▶ [INSTRUCTIONS TO FOLLOW] Would you transcribe all of the data exactly, down to the last character?

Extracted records
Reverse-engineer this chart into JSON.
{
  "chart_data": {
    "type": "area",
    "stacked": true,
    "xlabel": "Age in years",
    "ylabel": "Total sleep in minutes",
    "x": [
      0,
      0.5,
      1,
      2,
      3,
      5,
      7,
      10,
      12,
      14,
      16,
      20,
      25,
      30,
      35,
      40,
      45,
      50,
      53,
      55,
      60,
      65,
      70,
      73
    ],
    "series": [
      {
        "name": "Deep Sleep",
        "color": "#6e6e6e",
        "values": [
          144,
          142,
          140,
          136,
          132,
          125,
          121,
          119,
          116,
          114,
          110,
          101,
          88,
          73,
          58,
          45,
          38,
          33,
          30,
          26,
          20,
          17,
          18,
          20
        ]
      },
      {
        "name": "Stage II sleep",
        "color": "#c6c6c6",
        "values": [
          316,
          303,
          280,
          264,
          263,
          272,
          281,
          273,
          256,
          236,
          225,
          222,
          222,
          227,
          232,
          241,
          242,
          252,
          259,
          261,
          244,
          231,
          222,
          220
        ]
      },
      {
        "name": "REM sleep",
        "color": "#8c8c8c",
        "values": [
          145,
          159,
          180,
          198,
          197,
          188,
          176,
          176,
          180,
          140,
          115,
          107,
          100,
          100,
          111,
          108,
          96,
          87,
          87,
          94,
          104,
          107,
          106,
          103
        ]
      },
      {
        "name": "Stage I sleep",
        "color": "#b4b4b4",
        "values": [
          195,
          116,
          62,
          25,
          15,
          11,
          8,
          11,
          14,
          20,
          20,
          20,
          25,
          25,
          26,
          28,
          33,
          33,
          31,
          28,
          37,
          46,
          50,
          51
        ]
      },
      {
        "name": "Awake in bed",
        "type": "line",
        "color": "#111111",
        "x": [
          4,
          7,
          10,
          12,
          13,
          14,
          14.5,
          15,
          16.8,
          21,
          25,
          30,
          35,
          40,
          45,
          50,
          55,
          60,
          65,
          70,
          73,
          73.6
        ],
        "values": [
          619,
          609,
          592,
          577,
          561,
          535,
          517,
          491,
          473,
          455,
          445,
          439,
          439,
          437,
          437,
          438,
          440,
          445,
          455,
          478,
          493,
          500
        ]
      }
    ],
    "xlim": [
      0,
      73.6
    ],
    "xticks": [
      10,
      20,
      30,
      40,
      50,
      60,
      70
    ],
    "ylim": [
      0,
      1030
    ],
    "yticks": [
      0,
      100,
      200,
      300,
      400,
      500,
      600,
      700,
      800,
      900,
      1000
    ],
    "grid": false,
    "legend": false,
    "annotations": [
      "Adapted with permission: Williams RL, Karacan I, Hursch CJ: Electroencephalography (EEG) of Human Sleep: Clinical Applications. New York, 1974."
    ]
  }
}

▶ [ANSWER TO THE TASK]
Reverse-engineer this chart into JSON.
{
  "chart_data": {
    "type": "area",
    "stacked": true,
    "xlabel": "Age in years",
    "ylabel": "Total sleep in minutes",
    "x": [
      0,
      0.5,
      1,
      2,
      3,
      5,
      7,
      10,
      12,
      14,
      16,
      20,
      25,
      30,
      35,
      40,
      45,
      50,
      53,
      55,
      60,
      65,
      70,
      73
    ],
    "series": [
      {
        "name": "Deep Sleep",
        "color": "#6e6e6e",
        "values": [
          144,
          142,
          140,
          136,
          132,
          125,
          121,
          119,
          116,
          114,
          110,
          101,
          88,
          73,
          58,
          45,
          38,
          33,
          30,
          26,
          20,
          17,
          18,
          20
        ]
      },
      {
        "name": "Stage II sleep",
        "color": "#c6c6c6",
        "values": [
          316,
          303,
          280,
          264,
          263,
          272,
          281,
          273,
          256,
          236,
          225,
          222,
          222,
          227,
          232,
          241,
          242,
          252,
          259,
          261,
          244,
          231,
          222,
          220
        ]
      },
      {
        "name": "REM sleep",
        "color": "#8c8c8c",
        "values": [
          145,
          159,
          180,
          198,
          197,
          188,
          176,
          176,
          180,
          140,
          115,
          107,
          100,
          100,
          111,
          108,
          96,
          87,
          87,
          94,
          104,
          107,
          106,
          103
        ]
      },
      {
        "name": "Stage I sleep",
        "color": "#b4b4b4",
        "values": [
          195,
          116,
          62,
          25,
          15,
          11,
          8,
          11,
          14,
          20,
          20,
          20,
          25,
          25,
          26,
          28,
          33,
          33,
          31,
          28,
          37,
          46,
          50,
          51
        ]
      },
      {
        "name": "Awake in bed",
        "type": "line",
        "color": "#111111",
        "x": [
          4,
          7,
          10,
          12,
          13,
          14,
          14.5,
          15,
          16.8,
          21,
          25,
          30,
          35,
          40,
          45,
          50,
          55,
          60,
          65,
          70,
          73,
          73.6
        ],
        "values": [
          619,
          609,
          592,
          577,
          561,
          535,
          517,
          491,
          473,
          455,
          445,
          439,
          439,
          437,
          437,
          438,
          440,
          445,
          455,
          478,
          493,
          500
        ]
      }
    ],
    "xlim": [
      0,
      73.6
    ],
    "xticks": [
      10,
      20,
      30,
      40,
      50,
      60,
      70
    ],
    "ylim": [
      0,
      1030
    ],
    "yticks": [
      0,
      100,
      200,
      300,
      400,
      500,
      600,
      700,
      800,
      900,
      1000
    ],
    "grid": false,
    "legend": false,
    "annotations": [
      "Adapted with permission: Williams RL, Karacan I, Hursch CJ: Electroencephalography (EEG) of Human Sleep: Clinical Applications. New York, 1974."
    ]
  }
}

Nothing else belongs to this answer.